=== Dataset extract ===

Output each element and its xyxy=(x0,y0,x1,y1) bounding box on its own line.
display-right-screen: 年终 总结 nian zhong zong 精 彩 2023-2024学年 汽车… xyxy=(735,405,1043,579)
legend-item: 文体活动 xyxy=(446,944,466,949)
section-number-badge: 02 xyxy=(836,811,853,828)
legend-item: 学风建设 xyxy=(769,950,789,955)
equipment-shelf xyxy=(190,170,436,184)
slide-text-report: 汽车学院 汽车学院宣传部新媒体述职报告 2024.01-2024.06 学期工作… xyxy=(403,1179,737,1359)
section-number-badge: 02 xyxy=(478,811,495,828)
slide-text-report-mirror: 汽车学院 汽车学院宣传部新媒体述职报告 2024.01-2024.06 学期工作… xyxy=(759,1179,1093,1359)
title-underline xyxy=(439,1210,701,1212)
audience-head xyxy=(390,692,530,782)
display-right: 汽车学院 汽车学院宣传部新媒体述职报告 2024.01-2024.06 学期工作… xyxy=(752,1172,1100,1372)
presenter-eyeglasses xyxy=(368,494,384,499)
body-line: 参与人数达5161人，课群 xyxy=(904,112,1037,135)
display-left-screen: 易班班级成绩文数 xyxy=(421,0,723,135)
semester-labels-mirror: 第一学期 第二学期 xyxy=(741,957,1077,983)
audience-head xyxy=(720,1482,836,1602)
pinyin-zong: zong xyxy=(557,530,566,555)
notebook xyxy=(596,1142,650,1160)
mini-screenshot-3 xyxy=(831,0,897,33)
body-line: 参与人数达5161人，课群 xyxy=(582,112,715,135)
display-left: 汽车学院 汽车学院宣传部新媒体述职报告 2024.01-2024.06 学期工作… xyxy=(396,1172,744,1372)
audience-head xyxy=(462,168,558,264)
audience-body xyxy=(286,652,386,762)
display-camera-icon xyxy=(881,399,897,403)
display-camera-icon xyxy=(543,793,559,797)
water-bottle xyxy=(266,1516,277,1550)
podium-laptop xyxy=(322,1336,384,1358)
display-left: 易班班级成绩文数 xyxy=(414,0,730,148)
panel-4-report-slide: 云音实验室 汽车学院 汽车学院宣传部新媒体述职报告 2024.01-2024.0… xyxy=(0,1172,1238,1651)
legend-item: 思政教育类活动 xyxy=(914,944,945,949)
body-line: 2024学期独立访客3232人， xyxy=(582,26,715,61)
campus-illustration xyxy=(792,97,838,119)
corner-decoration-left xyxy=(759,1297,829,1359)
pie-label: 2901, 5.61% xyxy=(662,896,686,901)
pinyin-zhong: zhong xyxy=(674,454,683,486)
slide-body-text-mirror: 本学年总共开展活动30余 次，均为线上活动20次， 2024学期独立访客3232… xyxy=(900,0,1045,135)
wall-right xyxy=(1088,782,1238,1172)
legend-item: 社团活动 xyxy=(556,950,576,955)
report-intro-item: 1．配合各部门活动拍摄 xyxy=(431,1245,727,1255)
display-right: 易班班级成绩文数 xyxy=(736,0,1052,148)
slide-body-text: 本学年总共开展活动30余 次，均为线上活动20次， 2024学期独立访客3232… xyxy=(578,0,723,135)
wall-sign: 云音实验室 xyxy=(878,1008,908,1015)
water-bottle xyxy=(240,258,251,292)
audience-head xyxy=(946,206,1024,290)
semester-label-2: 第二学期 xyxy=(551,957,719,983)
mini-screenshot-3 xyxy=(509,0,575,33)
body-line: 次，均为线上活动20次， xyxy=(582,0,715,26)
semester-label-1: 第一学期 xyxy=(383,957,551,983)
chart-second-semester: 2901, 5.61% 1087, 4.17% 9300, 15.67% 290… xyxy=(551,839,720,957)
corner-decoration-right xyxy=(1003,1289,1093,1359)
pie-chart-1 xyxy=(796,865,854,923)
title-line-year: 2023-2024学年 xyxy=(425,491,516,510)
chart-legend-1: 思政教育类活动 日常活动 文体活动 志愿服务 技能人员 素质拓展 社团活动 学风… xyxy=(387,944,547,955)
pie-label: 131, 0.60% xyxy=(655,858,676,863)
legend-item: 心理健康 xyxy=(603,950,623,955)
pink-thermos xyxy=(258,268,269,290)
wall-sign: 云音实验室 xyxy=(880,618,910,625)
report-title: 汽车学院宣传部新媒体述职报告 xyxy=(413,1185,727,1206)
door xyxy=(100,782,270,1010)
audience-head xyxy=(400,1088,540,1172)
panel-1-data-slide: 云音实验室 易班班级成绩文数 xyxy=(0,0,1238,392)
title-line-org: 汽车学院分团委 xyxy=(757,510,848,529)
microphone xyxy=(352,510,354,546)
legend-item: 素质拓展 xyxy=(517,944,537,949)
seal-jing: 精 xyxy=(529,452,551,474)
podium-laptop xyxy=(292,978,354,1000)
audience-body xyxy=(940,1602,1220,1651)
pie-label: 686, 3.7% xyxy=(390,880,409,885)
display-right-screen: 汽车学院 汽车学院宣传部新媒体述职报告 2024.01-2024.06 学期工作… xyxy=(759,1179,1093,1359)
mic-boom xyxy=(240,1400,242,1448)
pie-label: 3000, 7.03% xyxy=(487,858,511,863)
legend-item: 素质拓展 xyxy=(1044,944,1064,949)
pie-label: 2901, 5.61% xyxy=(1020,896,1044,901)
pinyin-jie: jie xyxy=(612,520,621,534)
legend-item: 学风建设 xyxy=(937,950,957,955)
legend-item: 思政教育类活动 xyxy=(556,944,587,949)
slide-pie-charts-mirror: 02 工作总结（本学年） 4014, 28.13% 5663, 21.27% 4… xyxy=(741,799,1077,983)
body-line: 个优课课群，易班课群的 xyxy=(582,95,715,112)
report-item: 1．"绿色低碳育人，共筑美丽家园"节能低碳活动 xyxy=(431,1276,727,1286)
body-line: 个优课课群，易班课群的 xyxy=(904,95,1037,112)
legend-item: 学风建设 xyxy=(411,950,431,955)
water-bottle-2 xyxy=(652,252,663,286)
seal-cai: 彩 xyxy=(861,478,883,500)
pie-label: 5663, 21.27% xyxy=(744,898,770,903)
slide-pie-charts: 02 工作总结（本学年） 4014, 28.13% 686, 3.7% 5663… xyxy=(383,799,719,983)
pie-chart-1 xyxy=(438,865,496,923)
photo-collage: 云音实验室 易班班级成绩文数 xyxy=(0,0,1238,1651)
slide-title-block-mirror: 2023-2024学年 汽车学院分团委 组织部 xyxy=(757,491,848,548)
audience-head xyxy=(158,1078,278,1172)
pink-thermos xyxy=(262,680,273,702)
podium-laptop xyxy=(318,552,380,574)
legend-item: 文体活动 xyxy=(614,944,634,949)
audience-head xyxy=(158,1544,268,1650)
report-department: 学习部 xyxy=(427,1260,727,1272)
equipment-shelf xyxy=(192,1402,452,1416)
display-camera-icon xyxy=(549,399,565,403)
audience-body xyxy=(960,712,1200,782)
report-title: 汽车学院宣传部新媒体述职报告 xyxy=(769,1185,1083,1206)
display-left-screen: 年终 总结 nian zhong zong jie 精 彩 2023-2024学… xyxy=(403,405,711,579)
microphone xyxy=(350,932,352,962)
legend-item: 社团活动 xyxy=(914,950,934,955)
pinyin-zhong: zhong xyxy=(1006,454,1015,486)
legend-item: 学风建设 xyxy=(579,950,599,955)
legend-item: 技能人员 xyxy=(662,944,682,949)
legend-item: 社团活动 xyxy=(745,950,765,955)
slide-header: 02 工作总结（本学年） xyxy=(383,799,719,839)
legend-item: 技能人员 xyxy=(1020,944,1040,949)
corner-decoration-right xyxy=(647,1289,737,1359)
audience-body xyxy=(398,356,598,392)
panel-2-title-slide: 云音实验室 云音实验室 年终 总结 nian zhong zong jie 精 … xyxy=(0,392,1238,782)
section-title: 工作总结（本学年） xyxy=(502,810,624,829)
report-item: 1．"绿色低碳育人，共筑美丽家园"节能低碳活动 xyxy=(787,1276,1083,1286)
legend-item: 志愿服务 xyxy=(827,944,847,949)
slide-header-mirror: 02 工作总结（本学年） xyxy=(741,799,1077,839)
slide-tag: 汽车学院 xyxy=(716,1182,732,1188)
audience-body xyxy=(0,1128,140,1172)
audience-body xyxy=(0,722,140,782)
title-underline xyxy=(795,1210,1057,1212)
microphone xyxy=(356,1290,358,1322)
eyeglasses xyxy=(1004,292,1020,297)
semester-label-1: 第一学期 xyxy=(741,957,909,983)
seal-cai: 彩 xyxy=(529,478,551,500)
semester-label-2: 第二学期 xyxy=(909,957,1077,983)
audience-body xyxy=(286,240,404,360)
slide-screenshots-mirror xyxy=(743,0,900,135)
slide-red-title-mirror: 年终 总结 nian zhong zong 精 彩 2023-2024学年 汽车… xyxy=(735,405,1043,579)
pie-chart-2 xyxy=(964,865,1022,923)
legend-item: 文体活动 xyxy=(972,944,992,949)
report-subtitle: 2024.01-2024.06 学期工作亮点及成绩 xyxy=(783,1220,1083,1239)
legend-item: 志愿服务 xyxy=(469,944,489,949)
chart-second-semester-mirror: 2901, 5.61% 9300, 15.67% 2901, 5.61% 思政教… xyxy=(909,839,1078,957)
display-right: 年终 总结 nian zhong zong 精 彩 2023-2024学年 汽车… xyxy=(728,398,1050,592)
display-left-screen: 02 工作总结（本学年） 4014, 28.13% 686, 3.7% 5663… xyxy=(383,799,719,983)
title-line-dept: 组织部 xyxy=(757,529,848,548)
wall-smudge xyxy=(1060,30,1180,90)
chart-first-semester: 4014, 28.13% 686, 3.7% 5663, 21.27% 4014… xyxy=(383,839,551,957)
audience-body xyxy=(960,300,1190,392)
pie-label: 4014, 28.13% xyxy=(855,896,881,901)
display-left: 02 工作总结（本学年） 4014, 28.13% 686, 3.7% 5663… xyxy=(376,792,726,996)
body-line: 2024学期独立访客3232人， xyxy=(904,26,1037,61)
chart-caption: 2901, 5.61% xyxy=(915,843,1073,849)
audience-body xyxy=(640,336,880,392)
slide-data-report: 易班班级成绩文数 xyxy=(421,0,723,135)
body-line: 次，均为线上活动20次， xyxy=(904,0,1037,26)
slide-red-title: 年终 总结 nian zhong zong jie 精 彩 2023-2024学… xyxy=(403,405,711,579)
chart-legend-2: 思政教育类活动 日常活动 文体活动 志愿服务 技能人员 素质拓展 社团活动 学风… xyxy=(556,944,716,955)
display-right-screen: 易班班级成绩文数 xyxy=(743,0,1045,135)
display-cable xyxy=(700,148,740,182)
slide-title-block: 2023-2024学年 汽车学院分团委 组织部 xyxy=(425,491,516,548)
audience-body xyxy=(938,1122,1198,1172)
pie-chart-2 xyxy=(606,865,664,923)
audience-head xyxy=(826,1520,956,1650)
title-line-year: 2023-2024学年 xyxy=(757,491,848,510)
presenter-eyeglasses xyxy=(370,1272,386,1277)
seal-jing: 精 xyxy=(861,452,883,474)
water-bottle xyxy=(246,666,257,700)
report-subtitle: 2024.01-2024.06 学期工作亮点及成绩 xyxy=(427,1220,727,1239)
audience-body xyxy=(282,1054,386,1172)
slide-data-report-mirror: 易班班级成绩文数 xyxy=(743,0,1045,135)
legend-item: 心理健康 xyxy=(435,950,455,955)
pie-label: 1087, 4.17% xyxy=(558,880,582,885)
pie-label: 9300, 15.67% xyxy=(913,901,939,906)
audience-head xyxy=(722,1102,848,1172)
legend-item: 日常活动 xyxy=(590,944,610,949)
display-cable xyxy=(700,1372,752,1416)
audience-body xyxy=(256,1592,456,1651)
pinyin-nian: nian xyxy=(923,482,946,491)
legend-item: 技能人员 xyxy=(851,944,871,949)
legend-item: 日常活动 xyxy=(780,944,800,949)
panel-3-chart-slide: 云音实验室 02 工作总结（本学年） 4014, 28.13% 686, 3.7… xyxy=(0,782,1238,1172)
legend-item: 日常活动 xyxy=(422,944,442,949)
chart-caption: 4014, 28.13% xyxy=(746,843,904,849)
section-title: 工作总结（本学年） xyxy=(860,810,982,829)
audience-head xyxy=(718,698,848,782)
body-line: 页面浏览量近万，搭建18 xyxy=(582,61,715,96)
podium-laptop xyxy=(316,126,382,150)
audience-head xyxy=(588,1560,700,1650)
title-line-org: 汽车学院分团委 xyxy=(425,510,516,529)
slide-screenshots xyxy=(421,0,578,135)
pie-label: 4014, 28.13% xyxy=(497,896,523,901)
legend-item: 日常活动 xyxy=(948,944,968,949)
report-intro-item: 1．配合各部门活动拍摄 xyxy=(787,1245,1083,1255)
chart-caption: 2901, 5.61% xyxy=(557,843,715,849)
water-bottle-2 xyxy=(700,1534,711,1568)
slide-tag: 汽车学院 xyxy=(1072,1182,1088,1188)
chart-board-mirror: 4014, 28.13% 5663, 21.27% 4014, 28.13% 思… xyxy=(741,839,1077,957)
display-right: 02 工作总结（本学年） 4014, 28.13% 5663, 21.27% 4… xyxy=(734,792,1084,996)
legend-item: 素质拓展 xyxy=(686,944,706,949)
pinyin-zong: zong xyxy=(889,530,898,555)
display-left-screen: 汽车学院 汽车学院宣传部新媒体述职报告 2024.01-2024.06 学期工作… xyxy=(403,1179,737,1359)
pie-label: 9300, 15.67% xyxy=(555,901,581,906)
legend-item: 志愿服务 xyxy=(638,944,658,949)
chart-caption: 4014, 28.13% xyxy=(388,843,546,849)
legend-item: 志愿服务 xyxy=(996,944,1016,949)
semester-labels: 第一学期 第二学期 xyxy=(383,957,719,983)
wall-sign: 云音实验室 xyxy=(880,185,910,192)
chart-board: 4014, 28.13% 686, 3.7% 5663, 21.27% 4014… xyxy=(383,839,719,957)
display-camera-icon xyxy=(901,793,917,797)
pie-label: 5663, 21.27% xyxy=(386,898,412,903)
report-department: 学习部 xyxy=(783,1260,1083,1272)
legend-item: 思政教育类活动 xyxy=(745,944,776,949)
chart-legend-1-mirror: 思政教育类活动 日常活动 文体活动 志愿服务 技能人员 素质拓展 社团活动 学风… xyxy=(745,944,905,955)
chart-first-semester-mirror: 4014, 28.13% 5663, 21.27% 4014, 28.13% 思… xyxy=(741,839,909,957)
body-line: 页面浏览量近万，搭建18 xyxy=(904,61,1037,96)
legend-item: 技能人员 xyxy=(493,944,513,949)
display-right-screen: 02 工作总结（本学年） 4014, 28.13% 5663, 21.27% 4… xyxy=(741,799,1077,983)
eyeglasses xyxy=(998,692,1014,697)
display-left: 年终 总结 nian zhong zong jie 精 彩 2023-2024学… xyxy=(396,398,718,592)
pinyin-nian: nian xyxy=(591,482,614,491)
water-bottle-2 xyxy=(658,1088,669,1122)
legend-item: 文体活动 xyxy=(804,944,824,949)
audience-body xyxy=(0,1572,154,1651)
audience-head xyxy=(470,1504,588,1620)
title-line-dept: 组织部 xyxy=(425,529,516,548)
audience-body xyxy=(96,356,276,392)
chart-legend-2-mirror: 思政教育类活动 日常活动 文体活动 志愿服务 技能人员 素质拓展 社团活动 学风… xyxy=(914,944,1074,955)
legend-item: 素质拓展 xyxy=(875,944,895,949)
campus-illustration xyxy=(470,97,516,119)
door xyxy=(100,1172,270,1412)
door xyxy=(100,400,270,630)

===

§ Written request: Can you rename "legend-item" to "chart-key" in the records, starting at the first line and ending at the line containing "equipment-shelf xyxy=(190,170,436,184)", and give back only those lines with everything else unchanged?

§ Response to this exercise:
Output each element and its xyxy=(x0,y0,x1,y1) bounding box on its own line.
display-right-screen: 年终 总结 nian zhong zong 精 彩 2023-2024学年 汽车… xyxy=(735,405,1043,579)
chart-key: 文体活动 xyxy=(446,944,466,949)
section-number-badge: 02 xyxy=(836,811,853,828)
chart-key: 学风建设 xyxy=(769,950,789,955)
equipment-shelf xyxy=(190,170,436,184)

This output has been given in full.